┌────────
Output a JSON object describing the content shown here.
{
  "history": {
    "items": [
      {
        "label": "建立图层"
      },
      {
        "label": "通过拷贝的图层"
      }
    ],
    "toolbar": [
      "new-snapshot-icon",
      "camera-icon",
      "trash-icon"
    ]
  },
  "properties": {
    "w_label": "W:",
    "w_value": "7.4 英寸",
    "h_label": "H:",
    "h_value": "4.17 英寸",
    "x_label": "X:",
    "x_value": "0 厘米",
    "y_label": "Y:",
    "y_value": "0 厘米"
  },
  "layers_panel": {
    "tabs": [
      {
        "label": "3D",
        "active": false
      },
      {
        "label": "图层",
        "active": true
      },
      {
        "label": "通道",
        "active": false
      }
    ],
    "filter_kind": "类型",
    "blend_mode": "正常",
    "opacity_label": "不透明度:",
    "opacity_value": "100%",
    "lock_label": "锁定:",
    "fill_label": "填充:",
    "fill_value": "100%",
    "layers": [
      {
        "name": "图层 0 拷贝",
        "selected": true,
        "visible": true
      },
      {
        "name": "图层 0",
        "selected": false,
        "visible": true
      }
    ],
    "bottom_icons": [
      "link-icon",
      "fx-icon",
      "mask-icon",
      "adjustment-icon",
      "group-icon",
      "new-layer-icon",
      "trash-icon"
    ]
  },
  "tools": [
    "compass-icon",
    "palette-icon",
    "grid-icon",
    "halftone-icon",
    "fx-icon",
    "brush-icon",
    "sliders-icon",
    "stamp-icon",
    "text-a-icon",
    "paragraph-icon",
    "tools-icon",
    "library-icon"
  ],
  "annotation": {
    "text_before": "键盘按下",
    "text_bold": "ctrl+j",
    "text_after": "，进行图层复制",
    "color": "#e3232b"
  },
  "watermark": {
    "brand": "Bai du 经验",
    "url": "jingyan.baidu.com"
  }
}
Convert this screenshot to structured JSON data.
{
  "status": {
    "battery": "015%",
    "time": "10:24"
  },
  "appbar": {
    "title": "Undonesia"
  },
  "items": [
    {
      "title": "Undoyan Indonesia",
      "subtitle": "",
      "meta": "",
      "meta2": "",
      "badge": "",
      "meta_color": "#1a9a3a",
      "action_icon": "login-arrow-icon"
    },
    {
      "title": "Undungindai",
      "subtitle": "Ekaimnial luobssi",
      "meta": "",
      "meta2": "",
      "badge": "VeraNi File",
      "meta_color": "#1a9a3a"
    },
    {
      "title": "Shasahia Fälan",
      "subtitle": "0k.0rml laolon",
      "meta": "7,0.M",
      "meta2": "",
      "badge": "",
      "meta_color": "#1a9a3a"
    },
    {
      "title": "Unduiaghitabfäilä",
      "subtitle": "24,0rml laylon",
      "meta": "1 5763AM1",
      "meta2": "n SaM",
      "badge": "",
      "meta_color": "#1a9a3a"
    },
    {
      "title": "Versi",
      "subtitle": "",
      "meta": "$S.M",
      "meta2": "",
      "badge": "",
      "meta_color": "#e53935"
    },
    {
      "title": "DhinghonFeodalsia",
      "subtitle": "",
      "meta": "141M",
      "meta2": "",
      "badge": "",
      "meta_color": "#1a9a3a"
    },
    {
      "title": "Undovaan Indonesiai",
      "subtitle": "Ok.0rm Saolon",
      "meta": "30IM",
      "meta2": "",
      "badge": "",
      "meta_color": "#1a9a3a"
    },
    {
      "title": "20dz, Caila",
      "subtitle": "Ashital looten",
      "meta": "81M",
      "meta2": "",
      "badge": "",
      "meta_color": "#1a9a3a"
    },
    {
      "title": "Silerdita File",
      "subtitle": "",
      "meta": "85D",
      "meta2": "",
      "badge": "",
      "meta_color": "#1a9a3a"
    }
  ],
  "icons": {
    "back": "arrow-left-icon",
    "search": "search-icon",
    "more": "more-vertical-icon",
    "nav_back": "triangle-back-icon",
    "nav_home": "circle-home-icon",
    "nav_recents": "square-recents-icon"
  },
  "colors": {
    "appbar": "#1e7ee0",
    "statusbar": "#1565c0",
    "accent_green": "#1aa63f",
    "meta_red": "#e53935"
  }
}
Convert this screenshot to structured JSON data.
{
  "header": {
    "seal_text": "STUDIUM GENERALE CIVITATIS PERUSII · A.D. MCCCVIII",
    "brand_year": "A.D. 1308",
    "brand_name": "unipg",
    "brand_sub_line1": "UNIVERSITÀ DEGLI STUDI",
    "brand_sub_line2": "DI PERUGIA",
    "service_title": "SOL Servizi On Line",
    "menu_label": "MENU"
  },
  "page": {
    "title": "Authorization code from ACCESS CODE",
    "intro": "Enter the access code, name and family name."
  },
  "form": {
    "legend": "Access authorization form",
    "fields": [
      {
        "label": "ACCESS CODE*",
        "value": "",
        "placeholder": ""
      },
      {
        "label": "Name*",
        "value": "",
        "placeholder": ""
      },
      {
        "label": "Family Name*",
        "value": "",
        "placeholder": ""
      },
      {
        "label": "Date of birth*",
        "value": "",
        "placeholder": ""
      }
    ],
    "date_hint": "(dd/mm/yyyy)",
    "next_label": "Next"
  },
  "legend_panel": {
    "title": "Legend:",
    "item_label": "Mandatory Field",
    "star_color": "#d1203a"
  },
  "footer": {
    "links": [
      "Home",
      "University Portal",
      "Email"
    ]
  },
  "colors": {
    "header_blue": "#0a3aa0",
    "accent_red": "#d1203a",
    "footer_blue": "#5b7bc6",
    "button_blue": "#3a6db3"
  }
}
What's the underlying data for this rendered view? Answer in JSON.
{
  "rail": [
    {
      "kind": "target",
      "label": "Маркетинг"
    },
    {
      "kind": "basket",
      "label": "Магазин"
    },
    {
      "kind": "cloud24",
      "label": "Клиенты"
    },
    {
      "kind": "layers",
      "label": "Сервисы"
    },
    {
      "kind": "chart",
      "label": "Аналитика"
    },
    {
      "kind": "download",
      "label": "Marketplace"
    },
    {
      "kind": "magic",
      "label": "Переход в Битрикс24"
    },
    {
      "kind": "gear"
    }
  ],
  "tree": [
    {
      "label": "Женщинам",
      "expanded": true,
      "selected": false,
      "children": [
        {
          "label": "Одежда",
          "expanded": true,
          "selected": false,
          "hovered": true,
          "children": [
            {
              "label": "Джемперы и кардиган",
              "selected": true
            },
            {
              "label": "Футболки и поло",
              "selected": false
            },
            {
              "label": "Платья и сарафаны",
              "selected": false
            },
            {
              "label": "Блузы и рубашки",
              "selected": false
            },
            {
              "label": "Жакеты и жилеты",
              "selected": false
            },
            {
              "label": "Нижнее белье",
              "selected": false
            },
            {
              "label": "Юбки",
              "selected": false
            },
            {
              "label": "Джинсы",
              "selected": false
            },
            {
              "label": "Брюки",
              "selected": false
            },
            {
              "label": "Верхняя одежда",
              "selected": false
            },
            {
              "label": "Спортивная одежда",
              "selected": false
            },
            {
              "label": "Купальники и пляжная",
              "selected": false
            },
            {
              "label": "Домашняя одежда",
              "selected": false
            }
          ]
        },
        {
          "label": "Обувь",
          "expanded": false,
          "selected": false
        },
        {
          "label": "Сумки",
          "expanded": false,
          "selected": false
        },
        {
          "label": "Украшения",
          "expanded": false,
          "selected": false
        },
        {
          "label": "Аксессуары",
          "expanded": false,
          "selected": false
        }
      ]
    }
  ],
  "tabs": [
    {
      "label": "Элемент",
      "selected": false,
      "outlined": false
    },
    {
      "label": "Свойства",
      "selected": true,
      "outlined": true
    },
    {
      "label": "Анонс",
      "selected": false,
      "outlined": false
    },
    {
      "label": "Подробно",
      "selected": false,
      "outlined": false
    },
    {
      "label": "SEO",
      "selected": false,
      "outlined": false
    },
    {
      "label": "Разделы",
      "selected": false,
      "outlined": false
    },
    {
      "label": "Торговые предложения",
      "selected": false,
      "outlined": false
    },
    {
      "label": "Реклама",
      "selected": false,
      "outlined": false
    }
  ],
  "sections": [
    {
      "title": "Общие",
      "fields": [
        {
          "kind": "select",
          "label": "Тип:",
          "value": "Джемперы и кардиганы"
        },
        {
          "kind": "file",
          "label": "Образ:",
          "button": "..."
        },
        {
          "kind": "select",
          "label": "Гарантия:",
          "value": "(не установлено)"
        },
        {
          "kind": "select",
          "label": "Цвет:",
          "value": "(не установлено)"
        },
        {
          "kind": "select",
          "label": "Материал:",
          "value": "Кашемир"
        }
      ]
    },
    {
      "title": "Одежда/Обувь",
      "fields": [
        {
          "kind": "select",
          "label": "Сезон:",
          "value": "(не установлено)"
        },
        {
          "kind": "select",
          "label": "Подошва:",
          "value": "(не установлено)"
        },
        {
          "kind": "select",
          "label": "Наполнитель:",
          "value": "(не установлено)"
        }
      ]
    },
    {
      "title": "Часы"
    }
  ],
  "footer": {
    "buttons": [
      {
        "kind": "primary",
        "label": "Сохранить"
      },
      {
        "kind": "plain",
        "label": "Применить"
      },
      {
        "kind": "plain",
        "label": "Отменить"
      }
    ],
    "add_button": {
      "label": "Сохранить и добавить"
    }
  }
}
└────────
:: STATED PROBLEM ::
List every line above that holds the word "JSON".

:: CORRECT RESULT ::
Output a JSON object describing the content shown here.
Convert this screenshot to structured JSON data.
Convert this screenshot to structured JSON data.
What's the underlying data for this rendered view? Answer in JSON.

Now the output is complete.